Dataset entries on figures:
-------------------------
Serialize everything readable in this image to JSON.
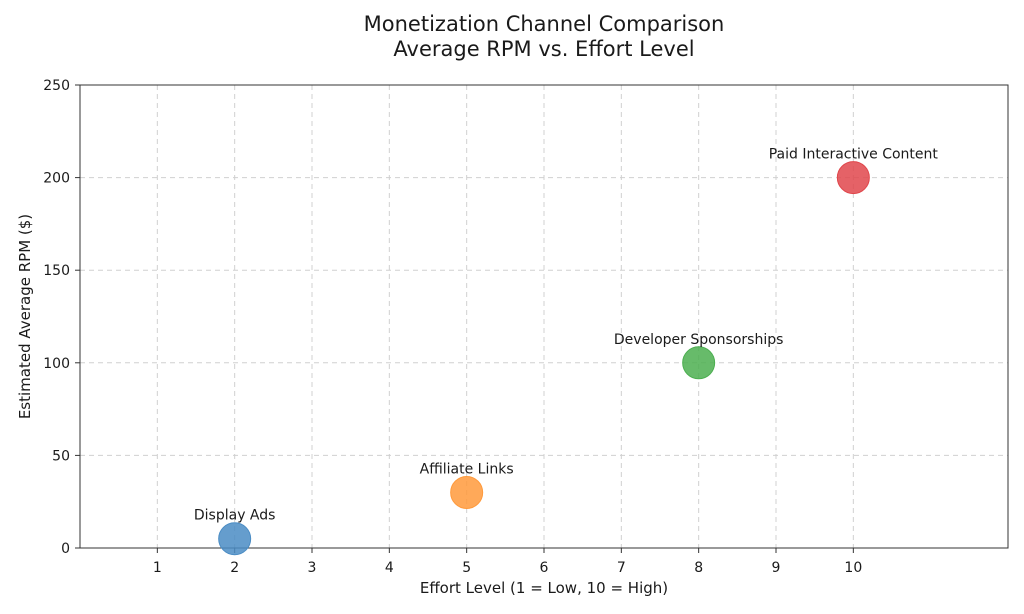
{
  "chart_data": {
    "type": "scatter",
    "title_line1": "Monetization Channel Comparison",
    "title_line2": "Average RPM vs. Effort Level",
    "xlabel": "Effort Level (1 = Low, 10 = High)",
    "ylabel": "Estimated Average RPM ($)",
    "xlim": [
      0,
      12
    ],
    "ylim": [
      0,
      250
    ],
    "xticks": [
      1,
      2,
      3,
      4,
      5,
      6,
      7,
      8,
      9,
      10
    ],
    "yticks": [
      0,
      50,
      100,
      150,
      200,
      250
    ],
    "grid": true,
    "points": [
      {
        "label": "Display Ads",
        "x": 2,
        "y": 5,
        "color": "#4a8cc4"
      },
      {
        "label": "Affiliate Links",
        "x": 5,
        "y": 30,
        "color": "#ff9a3c"
      },
      {
        "label": "Developer Sponsorships",
        "x": 8,
        "y": 100,
        "color": "#4caf50"
      },
      {
        "label": "Paid Interactive Content",
        "x": 10,
        "y": 200,
        "color": "#e0474c"
      }
    ]
  }
}
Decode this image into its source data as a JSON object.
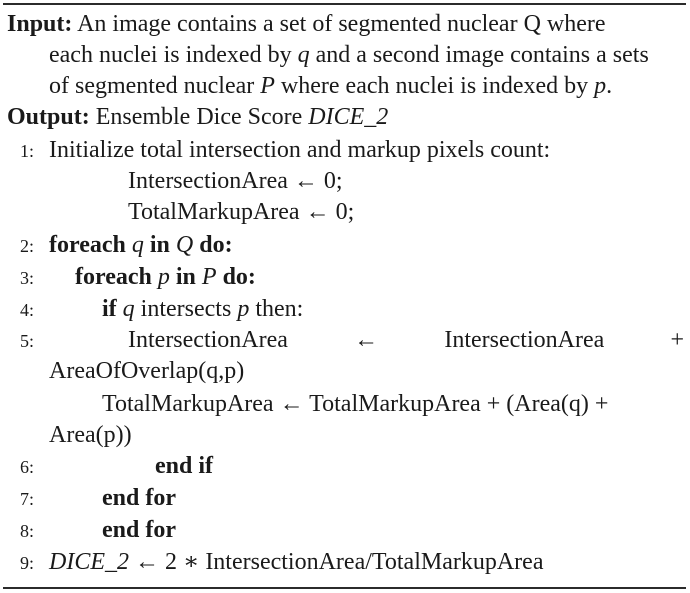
{
  "input": {
    "label": "Input:",
    "line1": "An image contains a set of segmented nuclear Q where",
    "line2_a": "each nuclei is indexed by ",
    "line2_q": "q",
    "line2_b": " and a second image contains a sets",
    "line3_a": "of segmented nuclear ",
    "line3_P": "P",
    "line3_b": " where each nuclei is indexed by ",
    "line3_p": "p",
    "line3_c": "."
  },
  "output": {
    "label": "Output:",
    "text": "Ensemble Dice Score ",
    "var": "DICE_2"
  },
  "steps": {
    "s1": {
      "num": "1:",
      "text": "Initialize total intersection and markup pixels count:"
    },
    "s1a": "IntersectionArea ← 0;",
    "s1b": "TotalMarkupArea ← 0;",
    "s2": {
      "num": "2:",
      "kw1": "foreach",
      "var": "q",
      "kw2": "in",
      "set": "Q",
      "kw3": "do:"
    },
    "s3": {
      "num": "3:",
      "kw1": "foreach",
      "var": "p",
      "kw2": "in",
      "set": "P",
      "kw3": "do:"
    },
    "s4": {
      "num": "4:",
      "kw": "if",
      "var1": "q",
      "mid": "intersects",
      "var2": "p",
      "tail": "then:"
    },
    "s5": {
      "num": "5:",
      "a": "IntersectionArea",
      "arrow": "←",
      "b": "IntersectionArea",
      "plus": "+",
      "cont": "AreaOfOverlap(q,p)"
    },
    "s5b": {
      "a": "TotalMarkupArea ← TotalMarkupArea + (Area(q) +",
      "cont": "Area(p))"
    },
    "s6": {
      "num": "6:",
      "kw": "end if"
    },
    "s7": {
      "num": "7:",
      "kw": "end for"
    },
    "s8": {
      "num": "8:",
      "kw": "end for"
    },
    "s9": {
      "num": "9:",
      "var": "DICE_2",
      "text": " ← 2 ∗ IntersectionArea/TotalMarkupArea"
    }
  }
}
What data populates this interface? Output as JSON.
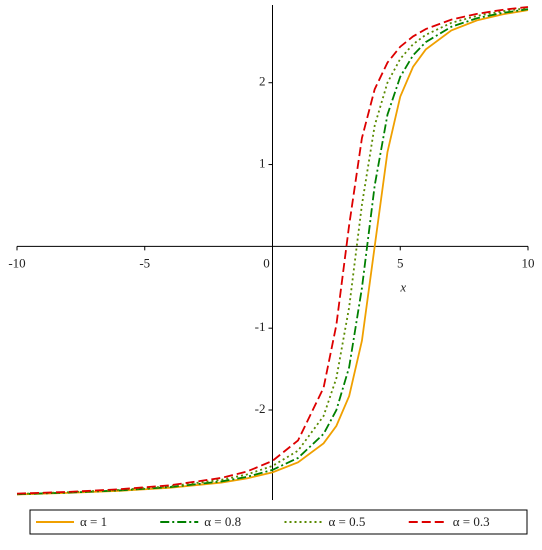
{
  "chart_data": {
    "type": "line",
    "x_label": "x",
    "x": [
      -10,
      -8,
      -6,
      -4,
      -2,
      -1,
      0,
      1,
      2,
      2.5,
      3,
      3.5,
      4,
      4.5,
      5,
      5.5,
      6,
      7,
      8,
      9,
      10
    ],
    "series": [
      {
        "name": "α = 1",
        "color": "#f0a000",
        "dash": "solid",
        "values": [
          -3.032,
          -3.013,
          -2.988,
          -2.95,
          -2.887,
          -2.836,
          -2.762,
          -2.64,
          -2.407,
          -2.194,
          -1.83,
          -1.153,
          0,
          1.153,
          1.83,
          2.194,
          2.407,
          2.64,
          2.762,
          2.836,
          2.887
        ]
      },
      {
        "name": "α = 0.8",
        "color": "#008000",
        "dash": "dashdot",
        "values": [
          -3.029,
          -3.01,
          -2.983,
          -2.942,
          -2.873,
          -2.817,
          -2.732,
          -2.586,
          -2.292,
          -2.001,
          -1.477,
          -0.509,
          0.744,
          1.61,
          2.073,
          2.335,
          2.497,
          2.684,
          2.788,
          2.853,
          2.899
        ]
      },
      {
        "name": "α = 0.5",
        "color": "#5a8a00",
        "dash": "dotted",
        "values": [
          -3.026,
          -3.005,
          -2.977,
          -2.932,
          -2.853,
          -2.788,
          -2.684,
          -2.497,
          -2.073,
          -1.61,
          -0.744,
          0.509,
          1.477,
          2.001,
          2.292,
          2.47,
          2.586,
          2.732,
          2.817,
          2.873,
          2.913
        ]
      },
      {
        "name": "α = 0.3",
        "color": "#dd0000",
        "dash": "dashed",
        "values": [
          -3.022,
          -3.001,
          -2.969,
          -2.92,
          -2.83,
          -2.752,
          -2.622,
          -2.372,
          -1.727,
          -0.959,
          0.259,
          1.324,
          1.921,
          2.246,
          2.44,
          2.566,
          2.656,
          2.771,
          2.842,
          2.891,
          2.926
        ]
      }
    ],
    "xlim": [
      -10,
      10
    ],
    "xticks": [
      -10,
      -5,
      0,
      5,
      10
    ],
    "ylim": [
      -3.1,
      2.95
    ],
    "yticks": [
      -2,
      -1,
      1,
      2
    ],
    "grid": false,
    "legend": "bottom"
  }
}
-------------------------
» **REQUIREMENT**: Using the entries above, return each line in which the word "Average" occurs.

» **SOLUTION**:
    "title_line2": "Average RPM vs. Effort Level",
    "ylabel": "Estimated Average RPM ($)",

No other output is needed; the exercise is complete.